__Challenge__. Report each line of the data that includes the word "Difference".
......
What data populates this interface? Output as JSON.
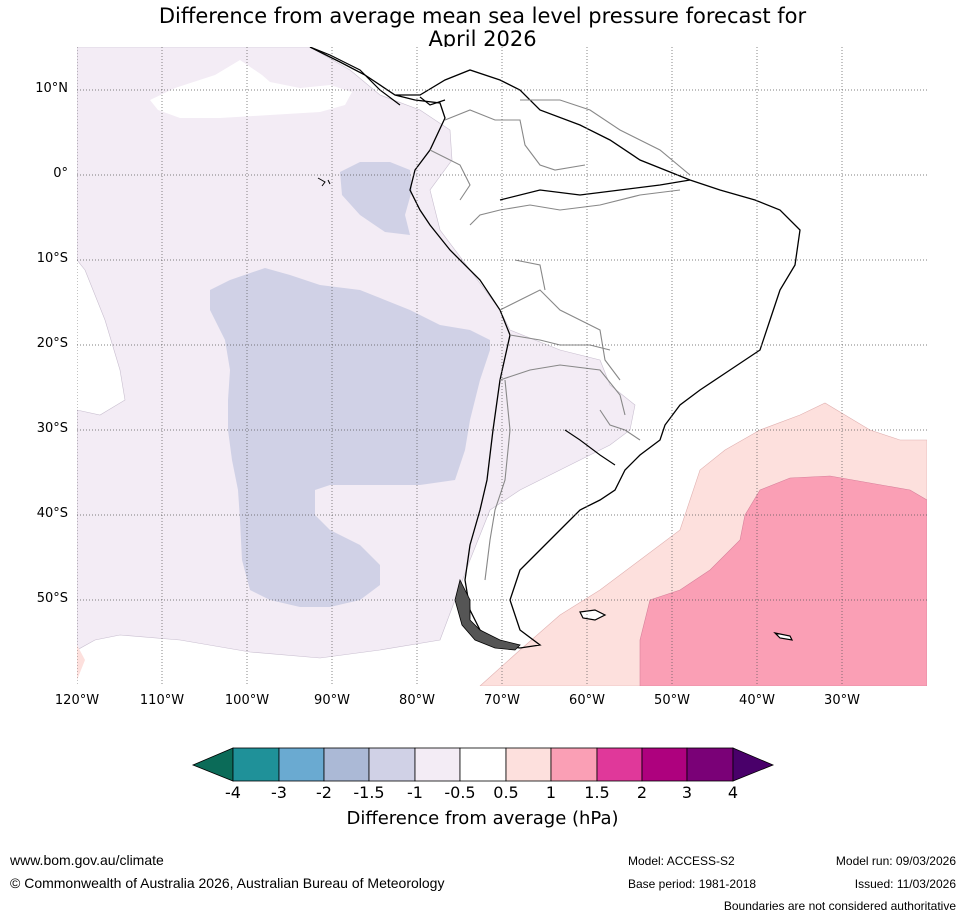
{
  "title_line1": "Difference from average mean sea level pressure forecast for",
  "title_line2": "April 2026",
  "lat_labels": [
    "10°N",
    "0°",
    "10°S",
    "20°S",
    "30°S",
    "40°S",
    "50°S"
  ],
  "lon_labels": [
    "120°W",
    "110°W",
    "100°W",
    "90°W",
    "80°W",
    "70°W",
    "60°W",
    "50°W",
    "40°W",
    "30°W"
  ],
  "colorbar": {
    "title": "Difference from average (hPa)",
    "tick_labels": [
      "-4",
      "-3",
      "-2",
      "-1.5",
      "-1",
      "-0.5",
      "0.5",
      "1",
      "1.5",
      "2",
      "3",
      "4"
    ],
    "colors": {
      "below_-4": "#0b6b58",
      "-4_to_-3": "#1f9199",
      "-3_to_-2": "#6aaad1",
      "-2_to_-1.5": "#abb9d6",
      "-1.5_to_-1": "#d0d1e6",
      "-1_to_-0.5": "#f3ecf5",
      "-0.5_to_0.5": "#ffffff",
      "0.5_to_1": "#fde0dd",
      "1_to_1.5": "#fa9fb5",
      "1.5_to_2": "#e0389a",
      "2_to_3": "#ae017e",
      "3_to_4": "#7a0177",
      "above_4": "#49006a"
    }
  },
  "footer": {
    "website": "www.bom.gov.au/climate",
    "copyright": "© Commonwealth of Australia 2026, Australian Bureau of Meteorology",
    "model": "Model: ACCESS-S2",
    "base_period": "Base period: 1981-2018",
    "model_run": "Model run: 09/03/2026",
    "issued": "Issued: 11/03/2026",
    "disclaimer": "Boundaries are not considered authoritative"
  }
}
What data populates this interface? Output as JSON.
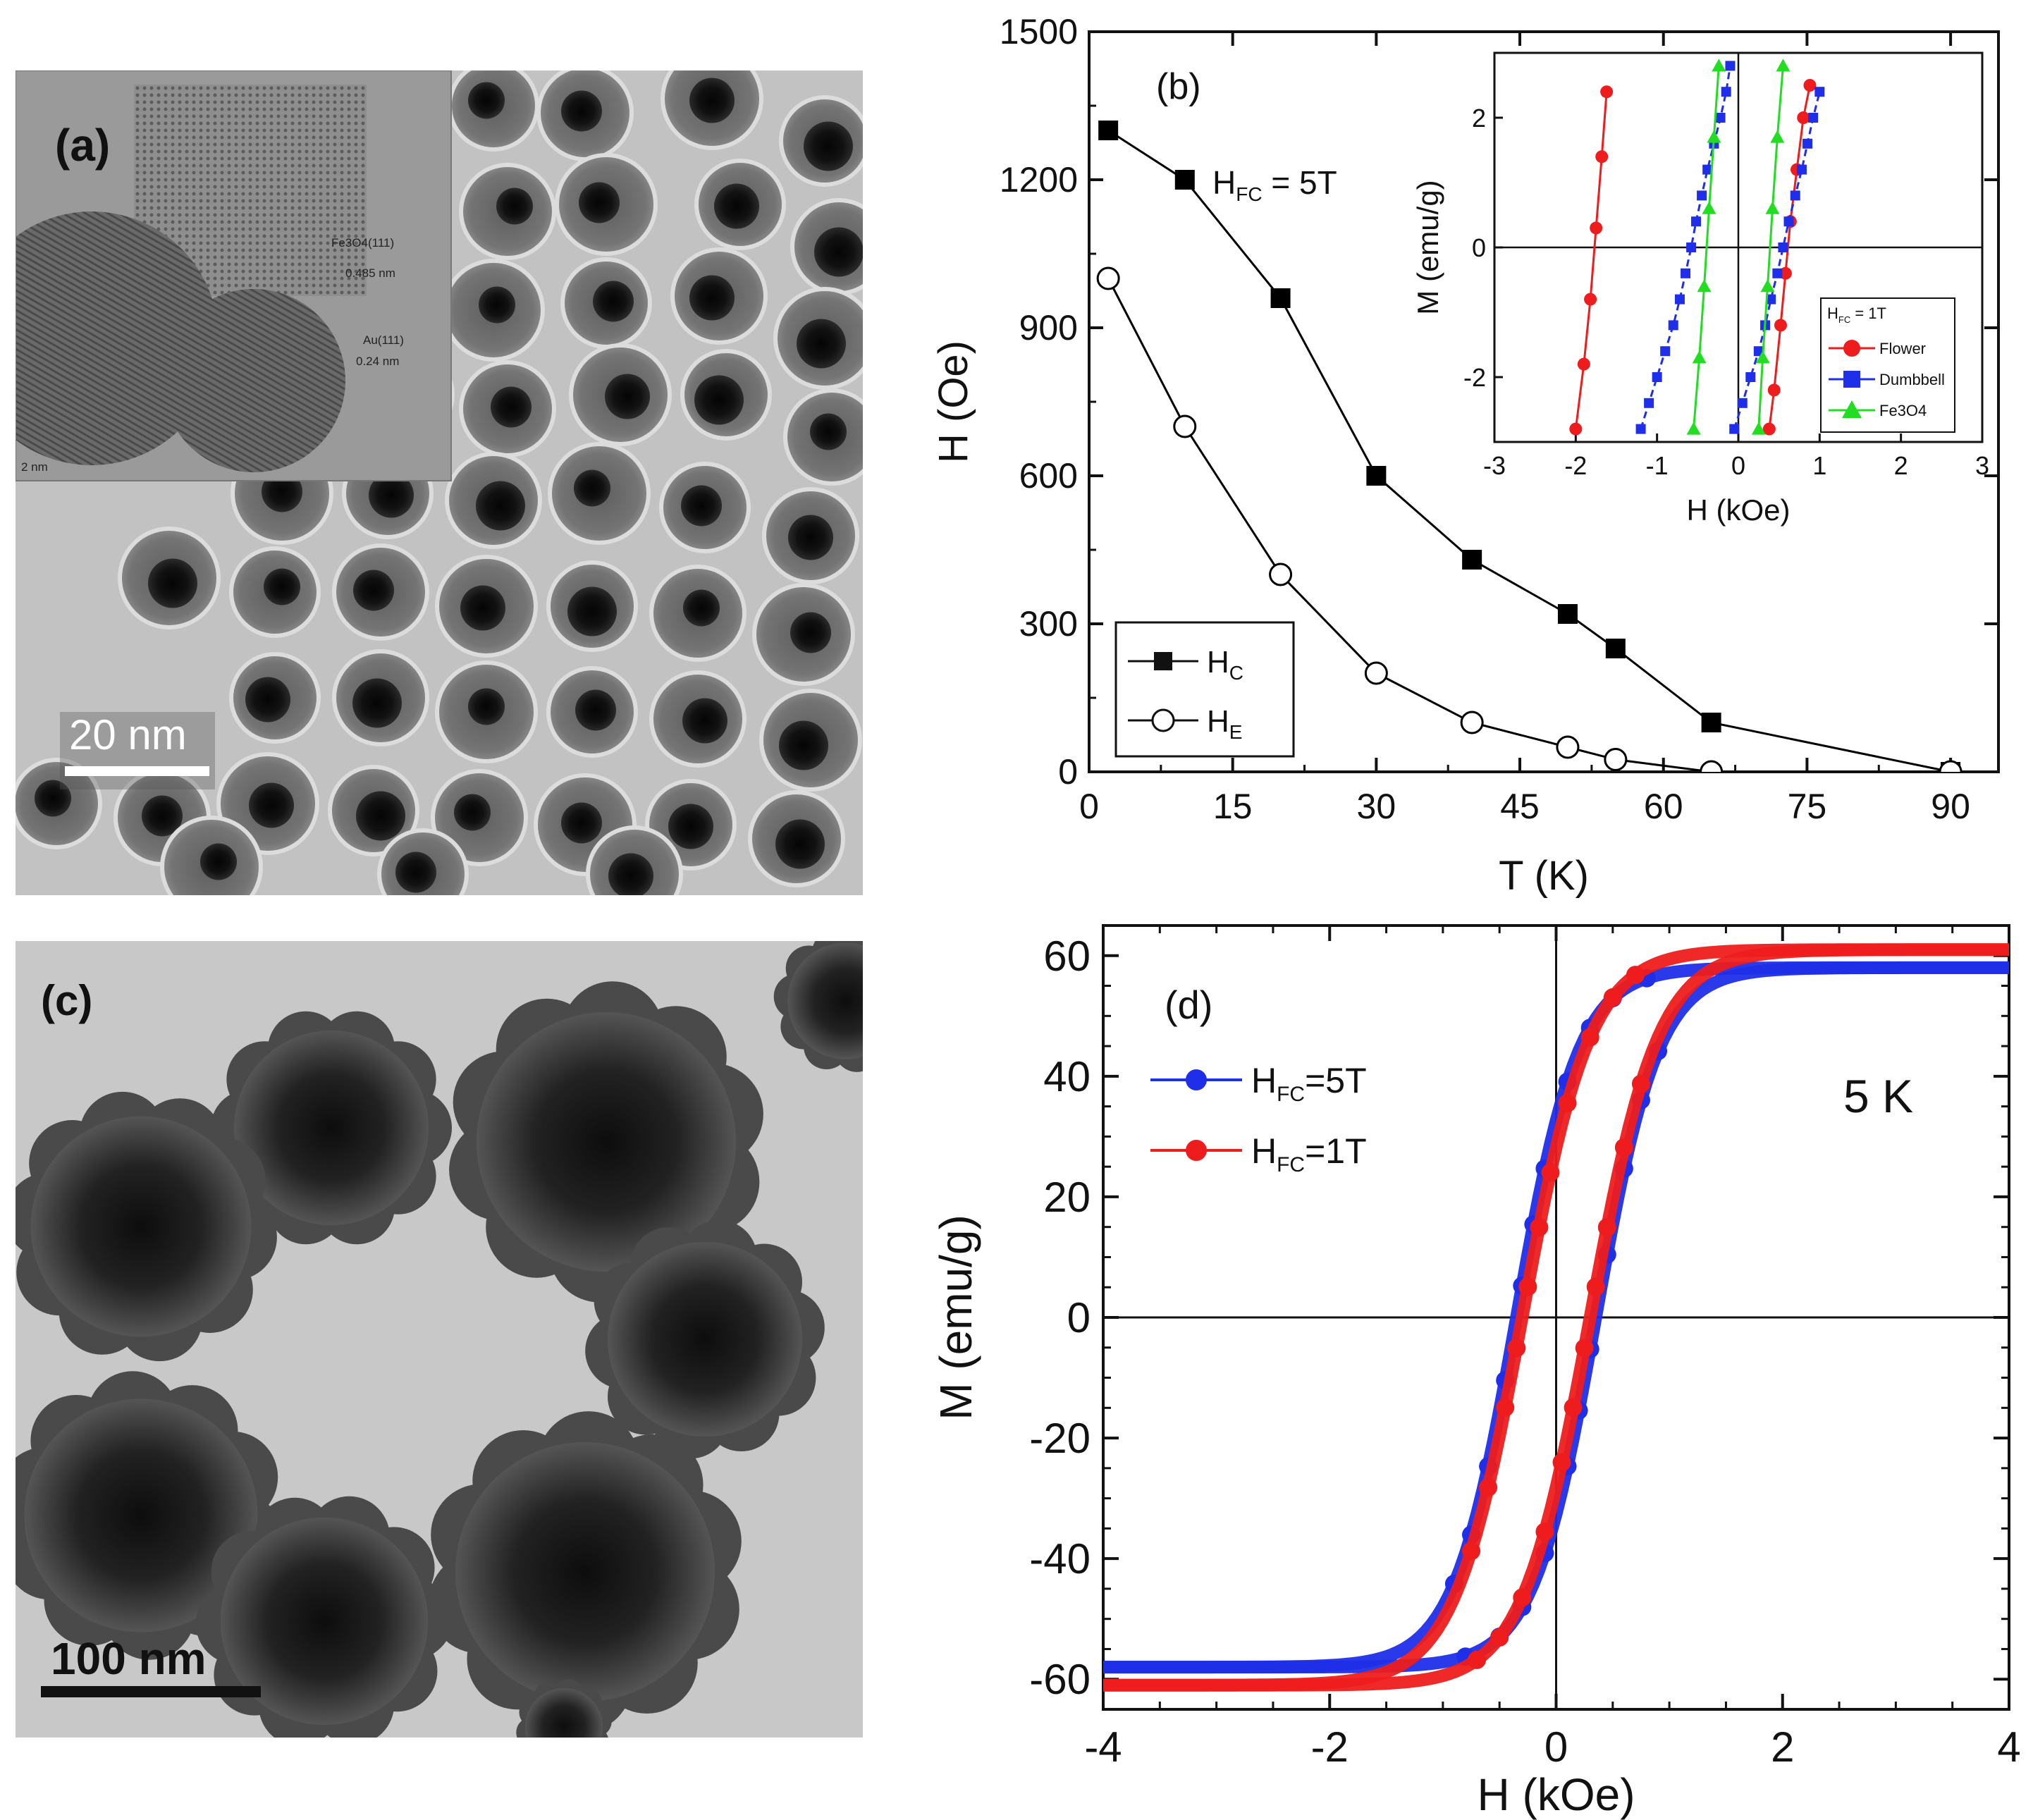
{
  "panels": {
    "a": {
      "label": "(a)",
      "scale_bar": "20 nm",
      "inset_annotations": [
        "Fe3O4(111)",
        "0.485 nm",
        "Au(111)",
        "0.24 nm",
        "2 nm"
      ]
    },
    "c": {
      "label": "(c)",
      "scale_bar": "100 nm"
    }
  },
  "chart_data": [
    {
      "id": "b",
      "type": "line",
      "panel_label": "(b)",
      "annotation": "H",
      "annotation_sub": "FC",
      "annotation_tail": " = 5T",
      "xlabel": "T (K)",
      "ylabel": "H (Oe)",
      "xlim": [
        0,
        95
      ],
      "ylim": [
        0,
        1500
      ],
      "xticks": [
        0,
        15,
        30,
        45,
        60,
        75,
        90
      ],
      "yticks": [
        0,
        300,
        600,
        900,
        1200,
        1500
      ],
      "legend_position": "bottom-left",
      "series": [
        {
          "name": "H",
          "sub": "C",
          "marker": "filled-square",
          "color": "#000000",
          "x": [
            2,
            10,
            20,
            30,
            40,
            50,
            55,
            65,
            90
          ],
          "y": [
            1300,
            1200,
            960,
            600,
            430,
            320,
            250,
            100,
            0
          ]
        },
        {
          "name": "H",
          "sub": "E",
          "marker": "open-circle",
          "color": "#000000",
          "x": [
            2,
            10,
            20,
            30,
            40,
            50,
            55,
            65,
            90
          ],
          "y": [
            1000,
            700,
            400,
            200,
            100,
            50,
            25,
            0,
            0
          ]
        }
      ]
    },
    {
      "id": "b-inset",
      "type": "line",
      "xlabel": "H (kOe)",
      "ylabel": "M (emu/g)",
      "xlim": [
        -3,
        3
      ],
      "ylim": [
        -3,
        3
      ],
      "xticks": [
        -3,
        -2,
        -1,
        0,
        1,
        2,
        3
      ],
      "yticks": [
        -2,
        0,
        2
      ],
      "legend_title": "H",
      "legend_title_sub": "FC",
      "legend_title_tail": " = 1T",
      "legend_position": "bottom-right",
      "series": [
        {
          "name": "Flower",
          "color": "#ee1c1c",
          "marker": "circle",
          "dashed": false,
          "branches": [
            {
              "x": [
                -2.0,
                -1.9,
                -1.82,
                -1.75,
                -1.68,
                -1.62
              ],
              "y": [
                -2.8,
                -1.8,
                -0.8,
                0.3,
                1.4,
                2.4
              ]
            },
            {
              "x": [
                0.38,
                0.44,
                0.52,
                0.58,
                0.64,
                0.72,
                0.8,
                0.88
              ],
              "y": [
                -2.8,
                -2.2,
                -1.2,
                -0.4,
                0.4,
                1.2,
                2.0,
                2.5
              ]
            }
          ]
        },
        {
          "name": "Dumbbell",
          "color": "#1f2ee8",
          "marker": "square",
          "dashed": true,
          "branches": [
            {
              "x": [
                -1.2,
                -1.1,
                -1.0,
                -0.9,
                -0.8,
                -0.72,
                -0.65,
                -0.58,
                -0.52,
                -0.45,
                -0.38,
                -0.3,
                -0.22,
                -0.15,
                -0.1
              ],
              "y": [
                -2.8,
                -2.4,
                -2.0,
                -1.6,
                -1.2,
                -0.8,
                -0.4,
                0.0,
                0.4,
                0.8,
                1.2,
                1.6,
                2.0,
                2.4,
                2.8
              ]
            },
            {
              "x": [
                -0.05,
                0.05,
                0.15,
                0.25,
                0.33,
                0.4,
                0.48,
                0.55,
                0.62,
                0.7,
                0.78,
                0.85,
                0.92,
                1.0
              ],
              "y": [
                -2.8,
                -2.4,
                -2.0,
                -1.6,
                -1.2,
                -0.8,
                -0.4,
                0.0,
                0.4,
                0.8,
                1.2,
                1.6,
                2.0,
                2.4
              ]
            }
          ]
        },
        {
          "name": "Fe3O4",
          "color": "#22dd22",
          "marker": "triangle",
          "dashed": false,
          "branches": [
            {
              "x": [
                -0.55,
                -0.48,
                -0.42,
                -0.36,
                -0.3,
                -0.24
              ],
              "y": [
                -2.8,
                -1.7,
                -0.6,
                0.6,
                1.7,
                2.8
              ]
            },
            {
              "x": [
                0.25,
                0.3,
                0.36,
                0.42,
                0.48,
                0.55
              ],
              "y": [
                -2.8,
                -1.7,
                -0.6,
                0.6,
                1.7,
                2.8
              ]
            }
          ]
        }
      ]
    },
    {
      "id": "d",
      "type": "scatter",
      "panel_label": "(d)",
      "annotation": "5 K",
      "xlabel": "H (kOe)",
      "ylabel": "M (emu/g)",
      "xlim": [
        -4,
        4
      ],
      "ylim": [
        -65,
        65
      ],
      "xticks": [
        -4,
        -2,
        0,
        2,
        4
      ],
      "yticks": [
        -60,
        -40,
        -20,
        0,
        20,
        40,
        60
      ],
      "legend_position": "top-left",
      "series": [
        {
          "name": "H",
          "sub": "FC",
          "tail": "=5T",
          "color": "#1f2ee8",
          "Ms": 58,
          "Hc": 0.35,
          "w": 0.55,
          "markers_desc": [
            0.8,
            0.5,
            0.3,
            0.1,
            -0.1,
            -0.2,
            -0.3,
            -0.45,
            -0.6,
            -0.75,
            -0.9
          ],
          "markers_asc": [
            -0.8,
            -0.5,
            -0.3,
            -0.1,
            0.1,
            0.2,
            0.3,
            0.45,
            0.6,
            0.75,
            0.9
          ]
        },
        {
          "name": "H",
          "sub": "FC",
          "tail": "=1T",
          "color": "#ee1c1c",
          "Ms": 61,
          "Hc": 0.3,
          "w": 0.6,
          "markers_desc": [
            0.7,
            0.5,
            0.3,
            0.1,
            -0.05,
            -0.15,
            -0.25,
            -0.35,
            -0.45,
            -0.6,
            -0.75
          ],
          "markers_asc": [
            -0.7,
            -0.5,
            -0.3,
            -0.1,
            0.05,
            0.15,
            0.25,
            0.35,
            0.45,
            0.6,
            0.75
          ]
        }
      ]
    }
  ]
}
......
__Exercise result__.
  "title_line1": "Difference from average mean sea level pressure forecast for",
    "title": "Difference from average (hPa)",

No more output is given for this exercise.